Stored data
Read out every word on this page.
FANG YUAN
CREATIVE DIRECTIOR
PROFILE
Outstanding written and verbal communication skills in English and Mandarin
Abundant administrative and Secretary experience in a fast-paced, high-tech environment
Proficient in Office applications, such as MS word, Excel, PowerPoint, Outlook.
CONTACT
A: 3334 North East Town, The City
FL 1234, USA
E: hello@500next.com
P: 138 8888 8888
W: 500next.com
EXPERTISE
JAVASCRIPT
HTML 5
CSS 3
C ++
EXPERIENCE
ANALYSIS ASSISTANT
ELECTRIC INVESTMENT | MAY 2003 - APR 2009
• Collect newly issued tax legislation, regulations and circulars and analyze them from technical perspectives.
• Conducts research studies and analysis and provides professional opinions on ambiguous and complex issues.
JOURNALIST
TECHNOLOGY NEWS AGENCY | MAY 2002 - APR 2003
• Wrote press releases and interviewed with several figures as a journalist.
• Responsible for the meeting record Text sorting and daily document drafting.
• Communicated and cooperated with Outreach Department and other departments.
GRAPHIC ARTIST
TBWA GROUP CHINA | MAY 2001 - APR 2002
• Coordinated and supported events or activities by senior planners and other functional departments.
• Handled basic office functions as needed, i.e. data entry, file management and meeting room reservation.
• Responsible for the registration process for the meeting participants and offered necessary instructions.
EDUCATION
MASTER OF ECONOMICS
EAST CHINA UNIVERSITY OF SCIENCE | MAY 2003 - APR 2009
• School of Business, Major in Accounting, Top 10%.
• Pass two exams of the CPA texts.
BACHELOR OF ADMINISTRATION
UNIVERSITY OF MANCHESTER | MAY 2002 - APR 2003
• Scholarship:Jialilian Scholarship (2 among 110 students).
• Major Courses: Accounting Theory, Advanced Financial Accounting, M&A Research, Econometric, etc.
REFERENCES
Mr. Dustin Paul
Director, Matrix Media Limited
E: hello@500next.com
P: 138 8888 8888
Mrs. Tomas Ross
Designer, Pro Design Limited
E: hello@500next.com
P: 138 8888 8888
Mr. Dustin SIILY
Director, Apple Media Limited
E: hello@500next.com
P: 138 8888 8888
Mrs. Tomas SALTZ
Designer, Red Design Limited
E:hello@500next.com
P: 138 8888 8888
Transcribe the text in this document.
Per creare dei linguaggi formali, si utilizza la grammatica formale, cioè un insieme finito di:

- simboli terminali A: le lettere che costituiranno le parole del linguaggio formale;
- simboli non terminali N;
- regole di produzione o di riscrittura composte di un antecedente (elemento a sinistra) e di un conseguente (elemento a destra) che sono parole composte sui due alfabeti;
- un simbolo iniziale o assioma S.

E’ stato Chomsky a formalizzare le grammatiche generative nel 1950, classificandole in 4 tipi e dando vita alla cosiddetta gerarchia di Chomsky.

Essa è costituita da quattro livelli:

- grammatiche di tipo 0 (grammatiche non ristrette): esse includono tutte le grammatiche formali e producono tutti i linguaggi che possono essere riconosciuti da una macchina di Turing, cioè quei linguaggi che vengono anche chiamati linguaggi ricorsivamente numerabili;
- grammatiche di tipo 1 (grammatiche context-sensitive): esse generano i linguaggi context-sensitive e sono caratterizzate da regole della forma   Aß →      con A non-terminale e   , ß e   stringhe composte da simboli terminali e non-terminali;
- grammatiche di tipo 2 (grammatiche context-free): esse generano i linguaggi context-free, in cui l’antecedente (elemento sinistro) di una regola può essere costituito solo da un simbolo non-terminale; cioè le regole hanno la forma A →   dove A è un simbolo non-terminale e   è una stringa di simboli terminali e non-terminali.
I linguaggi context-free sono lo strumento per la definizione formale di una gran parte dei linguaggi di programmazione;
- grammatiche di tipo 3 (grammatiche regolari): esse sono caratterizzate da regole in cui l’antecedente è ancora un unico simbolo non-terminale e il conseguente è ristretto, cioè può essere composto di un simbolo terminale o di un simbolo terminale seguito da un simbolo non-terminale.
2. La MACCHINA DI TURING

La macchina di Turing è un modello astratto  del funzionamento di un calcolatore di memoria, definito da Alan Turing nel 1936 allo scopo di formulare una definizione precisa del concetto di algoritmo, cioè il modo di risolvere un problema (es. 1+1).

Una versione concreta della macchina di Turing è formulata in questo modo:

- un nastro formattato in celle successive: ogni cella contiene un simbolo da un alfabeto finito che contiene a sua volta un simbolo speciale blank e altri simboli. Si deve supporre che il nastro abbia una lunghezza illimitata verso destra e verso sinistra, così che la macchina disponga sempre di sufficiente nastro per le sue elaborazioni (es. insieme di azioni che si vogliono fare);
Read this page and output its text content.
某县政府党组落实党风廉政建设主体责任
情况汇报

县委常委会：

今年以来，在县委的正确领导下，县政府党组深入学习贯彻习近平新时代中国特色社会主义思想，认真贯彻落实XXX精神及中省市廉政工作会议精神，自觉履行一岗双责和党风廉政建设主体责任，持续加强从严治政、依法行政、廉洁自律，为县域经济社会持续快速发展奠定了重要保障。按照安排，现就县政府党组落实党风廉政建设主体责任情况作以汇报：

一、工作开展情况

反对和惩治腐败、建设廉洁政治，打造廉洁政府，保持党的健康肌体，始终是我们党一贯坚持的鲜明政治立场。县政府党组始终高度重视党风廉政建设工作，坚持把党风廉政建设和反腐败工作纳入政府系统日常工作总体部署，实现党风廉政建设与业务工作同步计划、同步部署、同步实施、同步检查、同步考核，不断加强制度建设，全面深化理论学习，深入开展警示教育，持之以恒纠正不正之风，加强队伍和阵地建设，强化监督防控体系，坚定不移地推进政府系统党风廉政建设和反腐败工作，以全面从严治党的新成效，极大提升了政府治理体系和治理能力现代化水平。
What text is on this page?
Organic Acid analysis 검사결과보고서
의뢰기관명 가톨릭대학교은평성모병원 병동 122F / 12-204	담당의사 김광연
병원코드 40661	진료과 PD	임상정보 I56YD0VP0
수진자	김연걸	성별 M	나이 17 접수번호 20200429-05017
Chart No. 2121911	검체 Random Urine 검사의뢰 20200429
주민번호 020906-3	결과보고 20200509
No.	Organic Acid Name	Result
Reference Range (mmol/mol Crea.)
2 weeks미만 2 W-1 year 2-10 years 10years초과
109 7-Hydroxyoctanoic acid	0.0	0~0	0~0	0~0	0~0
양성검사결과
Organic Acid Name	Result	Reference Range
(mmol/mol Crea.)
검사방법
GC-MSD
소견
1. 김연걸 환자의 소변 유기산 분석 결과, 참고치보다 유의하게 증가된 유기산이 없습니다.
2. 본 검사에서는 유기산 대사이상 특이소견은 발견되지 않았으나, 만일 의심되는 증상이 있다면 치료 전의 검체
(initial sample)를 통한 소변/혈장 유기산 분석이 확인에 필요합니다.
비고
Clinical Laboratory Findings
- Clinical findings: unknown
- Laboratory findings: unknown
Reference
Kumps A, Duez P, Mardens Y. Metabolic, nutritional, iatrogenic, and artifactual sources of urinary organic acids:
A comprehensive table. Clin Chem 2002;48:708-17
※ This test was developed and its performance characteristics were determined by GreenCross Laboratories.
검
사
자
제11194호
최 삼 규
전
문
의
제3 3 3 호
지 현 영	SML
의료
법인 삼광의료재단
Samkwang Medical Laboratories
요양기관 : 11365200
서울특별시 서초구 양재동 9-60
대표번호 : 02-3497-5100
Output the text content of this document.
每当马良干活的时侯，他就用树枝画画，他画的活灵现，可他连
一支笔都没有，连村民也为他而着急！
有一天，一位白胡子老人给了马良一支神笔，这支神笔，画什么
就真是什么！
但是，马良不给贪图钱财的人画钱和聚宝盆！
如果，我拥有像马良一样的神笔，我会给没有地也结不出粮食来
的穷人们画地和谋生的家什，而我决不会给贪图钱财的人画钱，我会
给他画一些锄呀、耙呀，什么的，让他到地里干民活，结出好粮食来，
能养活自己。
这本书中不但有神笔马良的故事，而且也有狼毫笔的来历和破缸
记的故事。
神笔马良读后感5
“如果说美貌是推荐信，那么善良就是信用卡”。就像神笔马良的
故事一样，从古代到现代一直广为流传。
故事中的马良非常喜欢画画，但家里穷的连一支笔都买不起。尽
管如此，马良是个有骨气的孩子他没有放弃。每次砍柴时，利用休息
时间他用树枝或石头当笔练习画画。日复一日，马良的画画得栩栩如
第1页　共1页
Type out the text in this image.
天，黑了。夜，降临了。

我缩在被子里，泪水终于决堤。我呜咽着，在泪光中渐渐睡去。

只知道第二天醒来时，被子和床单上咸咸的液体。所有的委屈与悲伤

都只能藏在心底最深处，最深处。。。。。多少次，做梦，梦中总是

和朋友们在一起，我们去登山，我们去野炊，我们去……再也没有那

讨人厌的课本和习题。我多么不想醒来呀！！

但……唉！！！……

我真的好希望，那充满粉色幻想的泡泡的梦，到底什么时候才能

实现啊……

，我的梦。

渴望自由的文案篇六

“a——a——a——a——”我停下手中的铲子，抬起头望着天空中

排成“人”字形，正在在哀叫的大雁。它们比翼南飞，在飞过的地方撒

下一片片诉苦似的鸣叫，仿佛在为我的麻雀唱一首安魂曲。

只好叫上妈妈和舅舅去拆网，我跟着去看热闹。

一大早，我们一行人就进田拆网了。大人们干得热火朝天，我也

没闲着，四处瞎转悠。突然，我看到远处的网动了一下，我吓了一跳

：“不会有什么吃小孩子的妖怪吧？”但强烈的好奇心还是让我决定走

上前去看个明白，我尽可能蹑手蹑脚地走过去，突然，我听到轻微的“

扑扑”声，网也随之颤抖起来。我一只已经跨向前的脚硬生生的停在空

Your goal
Search the records for the string "Director" and return every line in which it occurs.

Result for this exercise
Director, Matrix Media Limited
Director, Apple Media Limited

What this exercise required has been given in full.